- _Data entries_
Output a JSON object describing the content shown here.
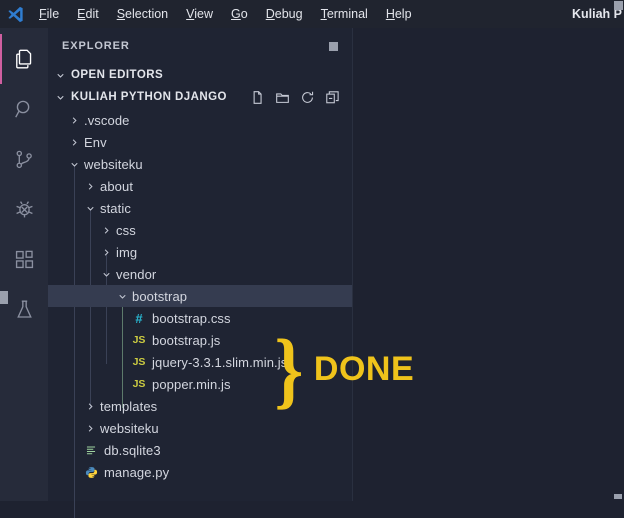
{
  "window": {
    "app_logo": "vscode-logo-icon",
    "title": "Kuliah P",
    "menu": [
      {
        "label": "File",
        "mnemonic": "F"
      },
      {
        "label": "Edit",
        "mnemonic": "E"
      },
      {
        "label": "Selection",
        "mnemonic": "S"
      },
      {
        "label": "View",
        "mnemonic": "V"
      },
      {
        "label": "Go",
        "mnemonic": "G"
      },
      {
        "label": "Debug",
        "mnemonic": "D"
      },
      {
        "label": "Terminal",
        "mnemonic": "T"
      },
      {
        "label": "Help",
        "mnemonic": "H"
      }
    ]
  },
  "activity_bar": {
    "items": [
      {
        "name": "explorer",
        "icon": "files-icon",
        "active": true
      },
      {
        "name": "search",
        "icon": "search-icon",
        "active": false
      },
      {
        "name": "source-control",
        "icon": "source-control-icon",
        "active": false
      },
      {
        "name": "run-and-debug",
        "icon": "bug-icon",
        "active": false
      },
      {
        "name": "extensions",
        "icon": "extensions-icon",
        "active": false
      },
      {
        "name": "testing",
        "icon": "beaker-icon",
        "active": false
      }
    ]
  },
  "sidebar": {
    "title": "EXPLORER",
    "more_actions_icon": "more-actions-icon",
    "sections": [
      {
        "label": "OPEN EDITORS",
        "expanded": true
      },
      {
        "label": "KULIAH PYTHON DJANGO",
        "expanded": true
      }
    ],
    "folder_actions": [
      {
        "name": "new-file",
        "icon": "new-file-icon"
      },
      {
        "name": "new-folder",
        "icon": "new-folder-icon"
      },
      {
        "name": "refresh",
        "icon": "refresh-icon"
      },
      {
        "name": "collapse-all",
        "icon": "collapse-all-icon"
      }
    ],
    "tree": [
      {
        "label": ".vscode",
        "type": "folder",
        "expanded": false,
        "depth": 1,
        "selected": false
      },
      {
        "label": "Env",
        "type": "folder",
        "expanded": false,
        "depth": 1,
        "selected": false
      },
      {
        "label": "websiteku",
        "type": "folder",
        "expanded": true,
        "depth": 1,
        "selected": false
      },
      {
        "label": "about",
        "type": "folder",
        "expanded": false,
        "depth": 2,
        "selected": false
      },
      {
        "label": "static",
        "type": "folder",
        "expanded": true,
        "depth": 2,
        "selected": false
      },
      {
        "label": "css",
        "type": "folder",
        "expanded": false,
        "depth": 3,
        "selected": false
      },
      {
        "label": "img",
        "type": "folder",
        "expanded": false,
        "depth": 3,
        "selected": false
      },
      {
        "label": "vendor",
        "type": "folder",
        "expanded": true,
        "depth": 3,
        "selected": false
      },
      {
        "label": "bootstrap",
        "type": "folder",
        "expanded": true,
        "depth": 4,
        "selected": true
      },
      {
        "label": "bootstrap.css",
        "type": "file",
        "icon": "css-file-icon",
        "badge": "#",
        "badge_color": "#29b6d0",
        "depth": 5,
        "selected": false
      },
      {
        "label": "bootstrap.js",
        "type": "file",
        "icon": "js-file-icon",
        "badge": "JS",
        "badge_color": "#cbcb41",
        "depth": 5,
        "selected": false
      },
      {
        "label": "jquery-3.3.1.slim.min.js",
        "type": "file",
        "icon": "js-file-icon",
        "badge": "JS",
        "badge_color": "#cbcb41",
        "depth": 5,
        "selected": false
      },
      {
        "label": "popper.min.js",
        "type": "file",
        "icon": "js-file-icon",
        "badge": "JS",
        "badge_color": "#cbcb41",
        "depth": 5,
        "selected": false
      },
      {
        "label": "templates",
        "type": "folder",
        "expanded": false,
        "depth": 2,
        "selected": false
      },
      {
        "label": "websiteku",
        "type": "folder",
        "expanded": false,
        "depth": 2,
        "selected": false
      },
      {
        "label": "db.sqlite3",
        "type": "file",
        "icon": "database-file-icon",
        "badge": "≡",
        "badge_color": "#7bc96f",
        "depth": 2,
        "selected": false
      },
      {
        "label": "manage.py",
        "type": "file",
        "icon": "python-file-icon",
        "badge": "◆",
        "badge_color": "#4b8bbe",
        "depth": 2,
        "selected": false
      }
    ]
  },
  "annotation": {
    "brace": "}",
    "text": "DONE",
    "color": "#efc31b"
  },
  "colors": {
    "accent": "#cf5fa0",
    "editor_background": "#1e2230",
    "sidebar_background": "#1f2433",
    "activitybar_background": "#262b3a",
    "selection": "#353c50",
    "annotation_yellow": "#efc31b"
  }
}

- _Exercise details_
Your copy of the data above should match it exactly, except that pictures are left out.

- _Solution to the problem_
Output a JSON object describing the content shown here.
{
  "window": {
    "app_logo": "vscode-logo-icon",
    "title": "Kuliah P",
    "menu": [
      {
        "label": "File",
        "mnemonic": "F"
      },
      {
        "label": "Edit",
        "mnemonic": "E"
      },
      {
        "label": "Selection",
        "mnemonic": "S"
      },
      {
        "label": "View",
        "mnemonic": "V"
      },
      {
        "label": "Go",
        "mnemonic": "G"
      },
      {
        "label": "Debug",
        "mnemonic": "D"
      },
      {
        "label": "Terminal",
        "mnemonic": "T"
      },
      {
        "label": "Help",
        "mnemonic": "H"
      }
    ]
  },
  "activity_bar": {
    "items": [
      {
        "name": "explorer",
        "icon": "files-icon",
        "active": true
      },
      {
        "name": "search",
        "icon": "search-icon",
        "active": false
      },
      {
        "name": "source-control",
        "icon": "source-control-icon",
        "active": false
      },
      {
        "name": "run-and-debug",
        "icon": "bug-icon",
        "active": false
      },
      {
        "name": "extensions",
        "icon": "extensions-icon",
        "active": false
      },
      {
        "name": "testing",
        "icon": "beaker-icon",
        "active": false
      }
    ]
  },
  "sidebar": {
    "title": "EXPLORER",
    "more_actions_icon": "more-actions-icon",
    "sections": [
      {
        "label": "OPEN EDITORS",
        "expanded": true
      },
      {
        "label": "KULIAH PYTHON DJANGO",
        "expanded": true
      }
    ],
    "folder_actions": [
      {
        "name": "new-file",
        "icon": "new-file-icon"
      },
      {
        "name": "new-folder",
        "icon": "new-folder-icon"
      },
      {
        "name": "refresh",
        "icon": "refresh-icon"
      },
      {
        "name": "collapse-all",
        "icon": "collapse-all-icon"
      }
    ],
    "tree": [
      {
        "label": ".vscode",
        "type": "folder",
        "expanded": false,
        "depth": 1,
        "selected": false
      },
      {
        "label": "Env",
        "type": "folder",
        "expanded": false,
        "depth": 1,
        "selected": false
      },
      {
        "label": "websiteku",
        "type": "folder",
        "expanded": true,
        "depth": 1,
        "selected": false
      },
      {
        "label": "about",
        "type": "folder",
        "expanded": false,
        "depth": 2,
        "selected": false
      },
      {
        "label": "static",
        "type": "folder",
        "expanded": true,
        "depth": 2,
        "selected": false
      },
      {
        "label": "css",
        "type": "folder",
        "expanded": false,
        "depth": 3,
        "selected": false
      },
      {
        "label": "img",
        "type": "folder",
        "expanded": false,
        "depth": 3,
        "selected": false
      },
      {
        "label": "vendor",
        "type": "folder",
        "expanded": true,
        "depth": 3,
        "selected": false
      },
      {
        "label": "bootstrap",
        "type": "folder",
        "expanded": true,
        "depth": 4,
        "selected": true
      },
      {
        "label": "bootstrap.css",
        "type": "file",
        "icon": "css-file-icon",
        "badge": "#",
        "badge_color": "#29b6d0",
        "depth": 5,
        "selected": false
      },
      {
        "label": "bootstrap.js",
        "type": "file",
        "icon": "js-file-icon",
        "badge": "JS",
        "badge_color": "#cbcb41",
        "depth": 5,
        "selected": false
      },
      {
        "label": "jquery-3.3.1.slim.min.js",
        "type": "file",
        "icon": "js-file-icon",
        "badge": "JS",
        "badge_color": "#cbcb41",
        "depth": 5,
        "selected": false
      },
      {
        "label": "popper.min.js",
        "type": "file",
        "icon": "js-file-icon",
        "badge": "JS",
        "badge_color": "#cbcb41",
        "depth": 5,
        "selected": false
      },
      {
        "label": "templates",
        "type": "folder",
        "expanded": false,
        "depth": 2,
        "selected": false
      },
      {
        "label": "websiteku",
        "type": "folder",
        "expanded": false,
        "depth": 2,
        "selected": false
      },
      {
        "label": "db.sqlite3",
        "type": "file",
        "icon": "database-file-icon",
        "badge": "≡",
        "badge_color": "#7bc96f",
        "depth": 2,
        "selected": false
      },
      {
        "label": "manage.py",
        "type": "file",
        "icon": "python-file-icon",
        "badge": "◆",
        "badge_color": "#4b8bbe",
        "depth": 2,
        "selected": false
      }
    ]
  },
  "annotation": {
    "brace": "}",
    "text": "DONE",
    "color": "#efc31b"
  },
  "colors": {
    "accent": "#cf5fa0",
    "editor_background": "#1e2230",
    "sidebar_background": "#1f2433",
    "activitybar_background": "#262b3a",
    "selection": "#353c50",
    "annotation_yellow": "#efc31b"
  }
}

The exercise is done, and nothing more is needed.